Your task> Find every line in the records below that holds the word "Angle", and copy each one.

Data provided>
- - - - -

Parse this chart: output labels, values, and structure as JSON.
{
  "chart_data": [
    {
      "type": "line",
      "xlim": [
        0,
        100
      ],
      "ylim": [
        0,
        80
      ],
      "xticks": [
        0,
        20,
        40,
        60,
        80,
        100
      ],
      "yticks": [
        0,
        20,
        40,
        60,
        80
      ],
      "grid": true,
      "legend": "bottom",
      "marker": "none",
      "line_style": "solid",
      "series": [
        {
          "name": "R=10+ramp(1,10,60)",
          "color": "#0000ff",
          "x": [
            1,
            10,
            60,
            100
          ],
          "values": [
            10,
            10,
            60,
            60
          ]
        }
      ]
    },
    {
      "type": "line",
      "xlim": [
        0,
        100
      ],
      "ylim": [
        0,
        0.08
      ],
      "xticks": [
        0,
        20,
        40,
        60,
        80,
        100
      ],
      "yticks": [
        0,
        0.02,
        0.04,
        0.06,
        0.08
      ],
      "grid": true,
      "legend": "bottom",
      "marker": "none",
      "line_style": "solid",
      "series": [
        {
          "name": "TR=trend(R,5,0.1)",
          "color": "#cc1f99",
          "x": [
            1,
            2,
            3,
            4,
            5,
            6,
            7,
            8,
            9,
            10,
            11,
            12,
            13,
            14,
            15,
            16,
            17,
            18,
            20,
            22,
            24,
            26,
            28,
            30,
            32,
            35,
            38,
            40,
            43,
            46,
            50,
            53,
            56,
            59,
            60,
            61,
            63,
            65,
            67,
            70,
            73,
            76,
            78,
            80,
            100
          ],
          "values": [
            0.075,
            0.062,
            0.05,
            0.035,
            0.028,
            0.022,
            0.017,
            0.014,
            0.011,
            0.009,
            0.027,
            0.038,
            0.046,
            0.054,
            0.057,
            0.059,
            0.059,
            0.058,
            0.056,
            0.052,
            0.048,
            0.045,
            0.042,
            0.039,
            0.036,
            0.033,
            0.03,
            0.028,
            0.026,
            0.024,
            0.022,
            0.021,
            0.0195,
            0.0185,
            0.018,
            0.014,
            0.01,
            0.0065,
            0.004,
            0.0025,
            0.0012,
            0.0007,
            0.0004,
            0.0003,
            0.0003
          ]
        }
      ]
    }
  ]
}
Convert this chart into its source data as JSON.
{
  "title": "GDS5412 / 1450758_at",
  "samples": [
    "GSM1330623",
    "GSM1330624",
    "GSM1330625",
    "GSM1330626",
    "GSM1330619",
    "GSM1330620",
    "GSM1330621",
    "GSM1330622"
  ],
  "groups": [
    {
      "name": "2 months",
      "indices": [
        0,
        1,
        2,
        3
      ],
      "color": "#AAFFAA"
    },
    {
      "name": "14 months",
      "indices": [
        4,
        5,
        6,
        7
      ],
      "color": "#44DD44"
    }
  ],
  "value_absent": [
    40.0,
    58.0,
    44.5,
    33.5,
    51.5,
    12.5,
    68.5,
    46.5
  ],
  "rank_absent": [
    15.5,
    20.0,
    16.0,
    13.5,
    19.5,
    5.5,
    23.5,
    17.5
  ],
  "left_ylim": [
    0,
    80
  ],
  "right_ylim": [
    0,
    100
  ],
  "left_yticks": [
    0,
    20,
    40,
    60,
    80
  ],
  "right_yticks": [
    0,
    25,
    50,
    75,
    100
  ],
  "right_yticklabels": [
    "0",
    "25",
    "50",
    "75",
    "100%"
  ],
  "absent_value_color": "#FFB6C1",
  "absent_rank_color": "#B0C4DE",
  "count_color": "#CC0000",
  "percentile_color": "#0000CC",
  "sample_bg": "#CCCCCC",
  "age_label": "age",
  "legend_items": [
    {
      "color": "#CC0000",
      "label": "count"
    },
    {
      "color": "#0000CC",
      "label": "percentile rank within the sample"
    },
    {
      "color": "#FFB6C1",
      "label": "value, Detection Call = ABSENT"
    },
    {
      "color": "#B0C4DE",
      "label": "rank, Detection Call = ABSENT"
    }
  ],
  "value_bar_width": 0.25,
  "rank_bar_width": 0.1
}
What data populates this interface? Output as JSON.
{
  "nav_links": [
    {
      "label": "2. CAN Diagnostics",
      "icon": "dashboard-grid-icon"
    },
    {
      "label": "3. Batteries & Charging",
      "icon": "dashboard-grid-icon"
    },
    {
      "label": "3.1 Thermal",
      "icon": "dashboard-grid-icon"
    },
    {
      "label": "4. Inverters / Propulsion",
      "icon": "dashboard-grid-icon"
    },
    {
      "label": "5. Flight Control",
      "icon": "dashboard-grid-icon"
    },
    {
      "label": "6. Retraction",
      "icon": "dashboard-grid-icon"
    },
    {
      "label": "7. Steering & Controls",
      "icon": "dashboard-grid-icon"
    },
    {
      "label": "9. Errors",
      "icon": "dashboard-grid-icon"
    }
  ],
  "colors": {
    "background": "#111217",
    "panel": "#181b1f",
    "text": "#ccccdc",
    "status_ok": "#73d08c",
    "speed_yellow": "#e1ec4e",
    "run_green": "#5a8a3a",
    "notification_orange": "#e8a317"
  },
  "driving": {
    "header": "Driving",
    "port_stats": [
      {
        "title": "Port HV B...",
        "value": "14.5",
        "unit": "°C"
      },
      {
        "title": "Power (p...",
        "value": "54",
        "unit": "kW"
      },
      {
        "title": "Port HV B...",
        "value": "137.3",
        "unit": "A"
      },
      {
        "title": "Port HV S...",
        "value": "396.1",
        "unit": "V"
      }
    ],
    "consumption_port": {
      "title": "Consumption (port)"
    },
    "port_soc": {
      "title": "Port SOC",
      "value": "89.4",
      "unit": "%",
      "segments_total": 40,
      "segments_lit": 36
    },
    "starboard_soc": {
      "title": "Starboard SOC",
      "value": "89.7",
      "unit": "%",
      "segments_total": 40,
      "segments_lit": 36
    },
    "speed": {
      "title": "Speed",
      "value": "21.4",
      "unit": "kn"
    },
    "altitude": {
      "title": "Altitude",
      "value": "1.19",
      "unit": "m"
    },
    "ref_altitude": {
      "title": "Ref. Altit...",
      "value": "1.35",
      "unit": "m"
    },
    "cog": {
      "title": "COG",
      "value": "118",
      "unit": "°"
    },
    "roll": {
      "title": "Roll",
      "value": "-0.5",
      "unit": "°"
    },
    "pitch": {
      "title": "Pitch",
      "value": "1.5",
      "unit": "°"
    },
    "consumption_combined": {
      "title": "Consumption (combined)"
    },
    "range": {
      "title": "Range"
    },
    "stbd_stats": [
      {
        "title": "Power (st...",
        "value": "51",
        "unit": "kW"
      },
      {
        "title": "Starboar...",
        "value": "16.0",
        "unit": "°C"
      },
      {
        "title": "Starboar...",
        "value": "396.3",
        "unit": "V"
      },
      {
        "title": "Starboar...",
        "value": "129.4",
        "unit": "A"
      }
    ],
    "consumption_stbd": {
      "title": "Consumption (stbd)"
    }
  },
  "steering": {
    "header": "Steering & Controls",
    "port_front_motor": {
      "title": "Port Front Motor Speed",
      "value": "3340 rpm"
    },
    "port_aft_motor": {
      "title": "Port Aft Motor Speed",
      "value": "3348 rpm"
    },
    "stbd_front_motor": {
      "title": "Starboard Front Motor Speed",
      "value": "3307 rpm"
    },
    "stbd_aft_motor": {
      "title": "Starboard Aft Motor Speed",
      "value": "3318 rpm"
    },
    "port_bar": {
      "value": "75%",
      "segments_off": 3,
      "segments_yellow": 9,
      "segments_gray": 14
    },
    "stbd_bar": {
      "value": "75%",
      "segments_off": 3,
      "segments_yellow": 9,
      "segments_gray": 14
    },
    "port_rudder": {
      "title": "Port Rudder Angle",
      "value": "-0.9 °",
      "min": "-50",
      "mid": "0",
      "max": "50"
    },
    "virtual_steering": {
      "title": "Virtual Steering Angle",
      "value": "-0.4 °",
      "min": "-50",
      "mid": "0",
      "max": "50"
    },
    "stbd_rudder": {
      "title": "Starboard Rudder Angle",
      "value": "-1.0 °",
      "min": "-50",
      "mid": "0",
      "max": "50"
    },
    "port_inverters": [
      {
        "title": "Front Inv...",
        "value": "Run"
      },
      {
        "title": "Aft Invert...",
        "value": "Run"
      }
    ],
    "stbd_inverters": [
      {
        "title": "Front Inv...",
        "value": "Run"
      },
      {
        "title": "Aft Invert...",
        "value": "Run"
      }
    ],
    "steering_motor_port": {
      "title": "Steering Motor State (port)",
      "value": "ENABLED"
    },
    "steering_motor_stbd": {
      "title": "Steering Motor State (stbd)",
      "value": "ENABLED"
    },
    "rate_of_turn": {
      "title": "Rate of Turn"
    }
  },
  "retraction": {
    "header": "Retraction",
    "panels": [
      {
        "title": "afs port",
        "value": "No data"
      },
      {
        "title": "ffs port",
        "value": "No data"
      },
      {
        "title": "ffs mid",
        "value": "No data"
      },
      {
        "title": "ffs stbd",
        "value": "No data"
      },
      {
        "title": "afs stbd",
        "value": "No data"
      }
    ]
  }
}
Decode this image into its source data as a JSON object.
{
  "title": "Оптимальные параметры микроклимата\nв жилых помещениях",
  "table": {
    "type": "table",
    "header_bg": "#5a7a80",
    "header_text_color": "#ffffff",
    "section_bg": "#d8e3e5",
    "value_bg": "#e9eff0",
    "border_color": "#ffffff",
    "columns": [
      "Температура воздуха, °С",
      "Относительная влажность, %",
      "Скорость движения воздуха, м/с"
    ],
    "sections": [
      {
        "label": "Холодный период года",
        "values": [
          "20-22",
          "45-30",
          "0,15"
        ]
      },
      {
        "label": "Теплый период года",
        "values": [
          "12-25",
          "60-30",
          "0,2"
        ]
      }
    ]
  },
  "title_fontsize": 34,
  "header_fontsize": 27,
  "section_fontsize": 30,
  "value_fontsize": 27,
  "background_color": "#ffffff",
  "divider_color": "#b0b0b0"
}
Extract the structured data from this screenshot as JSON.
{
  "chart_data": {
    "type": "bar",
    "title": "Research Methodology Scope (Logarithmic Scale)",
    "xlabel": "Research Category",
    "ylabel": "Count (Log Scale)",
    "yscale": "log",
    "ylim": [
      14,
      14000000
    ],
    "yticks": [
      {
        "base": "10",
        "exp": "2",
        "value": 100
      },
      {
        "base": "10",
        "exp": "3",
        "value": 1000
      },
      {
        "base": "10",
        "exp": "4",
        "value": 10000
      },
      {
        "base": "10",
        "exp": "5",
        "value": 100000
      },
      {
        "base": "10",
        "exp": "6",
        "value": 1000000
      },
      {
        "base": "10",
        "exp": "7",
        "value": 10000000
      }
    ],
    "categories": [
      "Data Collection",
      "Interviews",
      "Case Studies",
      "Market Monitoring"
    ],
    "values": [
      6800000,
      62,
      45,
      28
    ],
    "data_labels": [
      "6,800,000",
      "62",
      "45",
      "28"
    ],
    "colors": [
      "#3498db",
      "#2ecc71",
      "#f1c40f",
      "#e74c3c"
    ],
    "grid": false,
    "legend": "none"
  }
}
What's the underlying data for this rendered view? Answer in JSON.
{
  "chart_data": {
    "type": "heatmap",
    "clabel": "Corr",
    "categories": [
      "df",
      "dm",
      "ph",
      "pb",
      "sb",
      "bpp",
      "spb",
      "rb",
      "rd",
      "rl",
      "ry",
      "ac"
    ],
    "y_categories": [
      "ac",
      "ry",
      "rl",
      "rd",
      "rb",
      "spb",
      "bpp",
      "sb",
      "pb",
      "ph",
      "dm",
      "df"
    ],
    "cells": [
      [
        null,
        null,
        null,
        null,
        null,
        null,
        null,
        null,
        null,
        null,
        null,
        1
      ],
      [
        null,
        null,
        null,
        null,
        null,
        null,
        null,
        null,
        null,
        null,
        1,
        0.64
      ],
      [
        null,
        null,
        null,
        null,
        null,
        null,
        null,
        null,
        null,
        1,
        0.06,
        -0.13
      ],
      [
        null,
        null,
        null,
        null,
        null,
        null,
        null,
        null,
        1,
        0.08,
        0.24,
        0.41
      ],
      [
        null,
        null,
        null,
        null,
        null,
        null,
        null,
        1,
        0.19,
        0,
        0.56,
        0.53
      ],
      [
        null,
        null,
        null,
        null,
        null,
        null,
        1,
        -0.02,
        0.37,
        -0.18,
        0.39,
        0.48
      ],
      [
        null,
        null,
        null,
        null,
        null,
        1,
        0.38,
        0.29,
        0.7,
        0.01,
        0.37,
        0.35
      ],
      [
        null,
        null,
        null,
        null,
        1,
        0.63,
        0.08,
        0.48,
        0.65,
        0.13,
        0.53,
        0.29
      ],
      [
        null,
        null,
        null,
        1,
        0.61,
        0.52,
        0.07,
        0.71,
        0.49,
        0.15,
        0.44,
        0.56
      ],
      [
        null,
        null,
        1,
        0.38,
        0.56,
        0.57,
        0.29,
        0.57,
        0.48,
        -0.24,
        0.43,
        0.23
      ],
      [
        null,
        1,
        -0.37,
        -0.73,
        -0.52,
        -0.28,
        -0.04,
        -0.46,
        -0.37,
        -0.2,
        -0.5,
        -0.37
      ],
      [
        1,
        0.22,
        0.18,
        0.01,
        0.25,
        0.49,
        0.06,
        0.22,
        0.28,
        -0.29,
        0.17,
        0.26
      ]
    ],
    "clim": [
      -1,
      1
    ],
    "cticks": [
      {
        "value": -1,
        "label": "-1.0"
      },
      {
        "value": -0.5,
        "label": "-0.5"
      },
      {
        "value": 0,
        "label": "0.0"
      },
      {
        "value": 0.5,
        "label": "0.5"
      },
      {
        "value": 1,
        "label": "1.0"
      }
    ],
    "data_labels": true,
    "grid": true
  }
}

- - - - -

Finished answer>
      "title": "Port Rudder Angle",
      "title": "Virtual Steering Angle",
      "title": "Starboard Rudder Angle",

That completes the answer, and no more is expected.